DO THIS: Pick out every line in the items below that contains the word "panel".

RECORDS PROVIDED:
********

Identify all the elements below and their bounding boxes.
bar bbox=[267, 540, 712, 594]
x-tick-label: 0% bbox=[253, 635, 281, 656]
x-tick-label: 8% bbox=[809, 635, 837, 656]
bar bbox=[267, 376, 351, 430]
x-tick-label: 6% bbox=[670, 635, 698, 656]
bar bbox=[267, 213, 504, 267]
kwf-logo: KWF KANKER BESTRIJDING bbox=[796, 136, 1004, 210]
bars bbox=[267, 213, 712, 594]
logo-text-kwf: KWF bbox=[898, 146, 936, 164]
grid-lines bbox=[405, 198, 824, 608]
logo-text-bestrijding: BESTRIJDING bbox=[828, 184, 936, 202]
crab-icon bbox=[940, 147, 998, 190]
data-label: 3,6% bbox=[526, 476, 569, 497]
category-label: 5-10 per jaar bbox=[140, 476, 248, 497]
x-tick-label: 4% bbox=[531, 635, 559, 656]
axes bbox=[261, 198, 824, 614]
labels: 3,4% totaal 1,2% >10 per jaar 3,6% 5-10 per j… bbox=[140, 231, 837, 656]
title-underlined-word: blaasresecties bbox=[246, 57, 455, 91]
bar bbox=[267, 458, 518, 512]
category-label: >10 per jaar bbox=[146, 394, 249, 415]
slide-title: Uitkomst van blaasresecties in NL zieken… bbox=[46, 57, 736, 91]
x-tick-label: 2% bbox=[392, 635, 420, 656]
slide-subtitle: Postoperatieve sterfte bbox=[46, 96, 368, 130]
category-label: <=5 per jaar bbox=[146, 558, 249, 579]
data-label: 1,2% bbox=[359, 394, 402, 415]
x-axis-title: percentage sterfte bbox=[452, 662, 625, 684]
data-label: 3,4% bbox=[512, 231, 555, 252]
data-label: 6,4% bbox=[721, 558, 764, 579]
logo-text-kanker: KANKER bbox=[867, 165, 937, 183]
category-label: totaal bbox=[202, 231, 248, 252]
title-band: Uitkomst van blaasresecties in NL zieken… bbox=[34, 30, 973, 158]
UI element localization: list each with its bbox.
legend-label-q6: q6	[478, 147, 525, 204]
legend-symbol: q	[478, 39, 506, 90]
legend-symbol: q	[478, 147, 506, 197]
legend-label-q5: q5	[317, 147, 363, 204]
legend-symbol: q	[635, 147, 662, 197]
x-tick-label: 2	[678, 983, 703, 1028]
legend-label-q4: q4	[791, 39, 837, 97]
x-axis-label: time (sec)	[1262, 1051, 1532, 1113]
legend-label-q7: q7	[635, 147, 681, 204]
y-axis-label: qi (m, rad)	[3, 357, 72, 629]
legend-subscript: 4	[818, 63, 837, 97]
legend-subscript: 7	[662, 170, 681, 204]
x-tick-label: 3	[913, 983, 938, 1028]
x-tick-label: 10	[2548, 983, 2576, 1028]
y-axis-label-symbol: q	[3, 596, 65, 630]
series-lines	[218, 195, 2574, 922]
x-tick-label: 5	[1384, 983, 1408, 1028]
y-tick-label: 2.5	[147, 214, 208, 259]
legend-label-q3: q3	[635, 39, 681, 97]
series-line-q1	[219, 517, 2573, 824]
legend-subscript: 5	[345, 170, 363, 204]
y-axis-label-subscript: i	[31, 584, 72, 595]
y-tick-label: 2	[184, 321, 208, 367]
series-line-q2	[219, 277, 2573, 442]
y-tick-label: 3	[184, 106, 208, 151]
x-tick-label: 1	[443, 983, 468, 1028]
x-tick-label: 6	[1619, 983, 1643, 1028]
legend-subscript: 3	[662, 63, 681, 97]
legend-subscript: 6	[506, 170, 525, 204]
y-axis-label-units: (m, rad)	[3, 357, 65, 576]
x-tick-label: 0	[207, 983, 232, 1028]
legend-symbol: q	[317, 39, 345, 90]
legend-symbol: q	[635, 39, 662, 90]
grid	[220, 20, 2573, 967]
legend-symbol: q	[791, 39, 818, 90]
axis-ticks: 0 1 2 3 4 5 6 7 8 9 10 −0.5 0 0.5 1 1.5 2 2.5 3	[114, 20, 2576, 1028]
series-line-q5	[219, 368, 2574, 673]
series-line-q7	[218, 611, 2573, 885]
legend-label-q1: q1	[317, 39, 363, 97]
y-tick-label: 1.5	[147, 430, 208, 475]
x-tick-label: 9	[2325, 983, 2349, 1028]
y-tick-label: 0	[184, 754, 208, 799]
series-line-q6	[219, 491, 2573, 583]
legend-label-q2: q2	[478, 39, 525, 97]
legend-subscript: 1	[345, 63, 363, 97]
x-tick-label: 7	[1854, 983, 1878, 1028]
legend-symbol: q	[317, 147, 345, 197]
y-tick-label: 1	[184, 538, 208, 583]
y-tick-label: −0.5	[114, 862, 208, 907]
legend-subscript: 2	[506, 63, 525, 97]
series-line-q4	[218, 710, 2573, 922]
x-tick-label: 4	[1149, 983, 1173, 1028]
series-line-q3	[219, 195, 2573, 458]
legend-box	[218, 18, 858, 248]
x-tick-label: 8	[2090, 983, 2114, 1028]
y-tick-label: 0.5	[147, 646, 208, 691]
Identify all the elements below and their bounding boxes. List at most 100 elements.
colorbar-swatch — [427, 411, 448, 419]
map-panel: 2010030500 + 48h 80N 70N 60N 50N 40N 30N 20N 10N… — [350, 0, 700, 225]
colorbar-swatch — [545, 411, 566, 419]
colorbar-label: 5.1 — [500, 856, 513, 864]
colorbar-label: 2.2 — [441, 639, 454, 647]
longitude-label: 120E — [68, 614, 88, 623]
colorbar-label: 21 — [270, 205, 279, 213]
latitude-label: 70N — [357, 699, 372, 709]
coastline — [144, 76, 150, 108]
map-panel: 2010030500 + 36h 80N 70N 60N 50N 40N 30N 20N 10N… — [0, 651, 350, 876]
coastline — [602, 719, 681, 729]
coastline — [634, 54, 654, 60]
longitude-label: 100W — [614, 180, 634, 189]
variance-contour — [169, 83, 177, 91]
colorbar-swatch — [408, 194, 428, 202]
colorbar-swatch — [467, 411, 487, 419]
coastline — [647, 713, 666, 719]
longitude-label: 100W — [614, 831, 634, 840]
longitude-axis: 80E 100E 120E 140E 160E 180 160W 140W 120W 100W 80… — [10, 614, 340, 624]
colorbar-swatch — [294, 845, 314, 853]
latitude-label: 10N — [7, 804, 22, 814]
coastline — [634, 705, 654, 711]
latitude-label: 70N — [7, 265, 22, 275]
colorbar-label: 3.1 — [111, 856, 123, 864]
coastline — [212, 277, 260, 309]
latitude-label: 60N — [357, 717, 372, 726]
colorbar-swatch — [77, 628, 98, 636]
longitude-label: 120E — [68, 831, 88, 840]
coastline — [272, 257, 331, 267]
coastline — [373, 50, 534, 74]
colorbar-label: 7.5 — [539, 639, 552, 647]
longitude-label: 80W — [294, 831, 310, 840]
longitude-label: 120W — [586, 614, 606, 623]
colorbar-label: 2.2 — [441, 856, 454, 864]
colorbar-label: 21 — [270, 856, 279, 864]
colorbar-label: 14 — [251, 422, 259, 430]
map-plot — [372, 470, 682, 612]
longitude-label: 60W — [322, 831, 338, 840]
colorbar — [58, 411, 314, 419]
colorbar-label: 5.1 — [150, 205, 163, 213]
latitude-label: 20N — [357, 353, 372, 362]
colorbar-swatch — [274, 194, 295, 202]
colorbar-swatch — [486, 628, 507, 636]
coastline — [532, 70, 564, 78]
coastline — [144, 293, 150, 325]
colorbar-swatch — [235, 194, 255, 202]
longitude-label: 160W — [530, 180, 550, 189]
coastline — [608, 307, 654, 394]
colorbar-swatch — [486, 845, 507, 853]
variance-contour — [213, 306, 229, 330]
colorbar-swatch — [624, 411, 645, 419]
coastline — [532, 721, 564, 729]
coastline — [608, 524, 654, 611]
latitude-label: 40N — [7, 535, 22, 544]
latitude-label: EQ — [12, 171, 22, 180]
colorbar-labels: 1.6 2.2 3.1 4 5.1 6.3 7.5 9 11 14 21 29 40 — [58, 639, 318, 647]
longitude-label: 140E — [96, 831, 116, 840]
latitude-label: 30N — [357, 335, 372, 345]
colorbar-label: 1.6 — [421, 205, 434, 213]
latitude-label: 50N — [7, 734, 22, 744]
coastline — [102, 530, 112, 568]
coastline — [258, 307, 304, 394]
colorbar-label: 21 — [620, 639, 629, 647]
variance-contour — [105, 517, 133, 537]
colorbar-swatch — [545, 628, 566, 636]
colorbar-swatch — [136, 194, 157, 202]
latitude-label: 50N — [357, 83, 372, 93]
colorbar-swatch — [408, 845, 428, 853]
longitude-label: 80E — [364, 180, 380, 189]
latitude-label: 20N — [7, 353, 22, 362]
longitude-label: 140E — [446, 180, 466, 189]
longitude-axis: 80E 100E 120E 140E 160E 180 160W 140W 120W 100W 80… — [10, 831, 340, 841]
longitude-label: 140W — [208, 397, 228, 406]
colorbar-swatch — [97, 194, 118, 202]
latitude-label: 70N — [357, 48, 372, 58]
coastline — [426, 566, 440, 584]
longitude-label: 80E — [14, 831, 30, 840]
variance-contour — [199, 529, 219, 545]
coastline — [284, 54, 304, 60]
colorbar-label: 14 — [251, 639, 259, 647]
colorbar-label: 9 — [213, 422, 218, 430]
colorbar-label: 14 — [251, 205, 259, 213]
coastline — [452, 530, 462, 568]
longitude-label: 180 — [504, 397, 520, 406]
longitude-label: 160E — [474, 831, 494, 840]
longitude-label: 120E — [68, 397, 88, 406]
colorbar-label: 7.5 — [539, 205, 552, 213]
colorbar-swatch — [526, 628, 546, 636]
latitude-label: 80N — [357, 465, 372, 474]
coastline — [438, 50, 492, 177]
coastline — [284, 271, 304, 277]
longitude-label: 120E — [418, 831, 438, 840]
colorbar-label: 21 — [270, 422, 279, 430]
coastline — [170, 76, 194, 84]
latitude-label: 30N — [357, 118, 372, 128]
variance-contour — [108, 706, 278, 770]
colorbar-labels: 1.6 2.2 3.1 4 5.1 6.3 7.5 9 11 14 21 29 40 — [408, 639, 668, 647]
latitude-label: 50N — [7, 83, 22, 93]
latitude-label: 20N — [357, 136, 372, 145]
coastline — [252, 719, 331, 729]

********

TASK RESULT:
map-panel: 2010030500 + 48h 80N 70N 60N 50N 40N 30N 20N 10N… — [350, 0, 700, 225]
map-panel: 2010030500 + 36h 80N 70N 60N 50N 40N 30N 20N 10N… — [0, 651, 350, 876]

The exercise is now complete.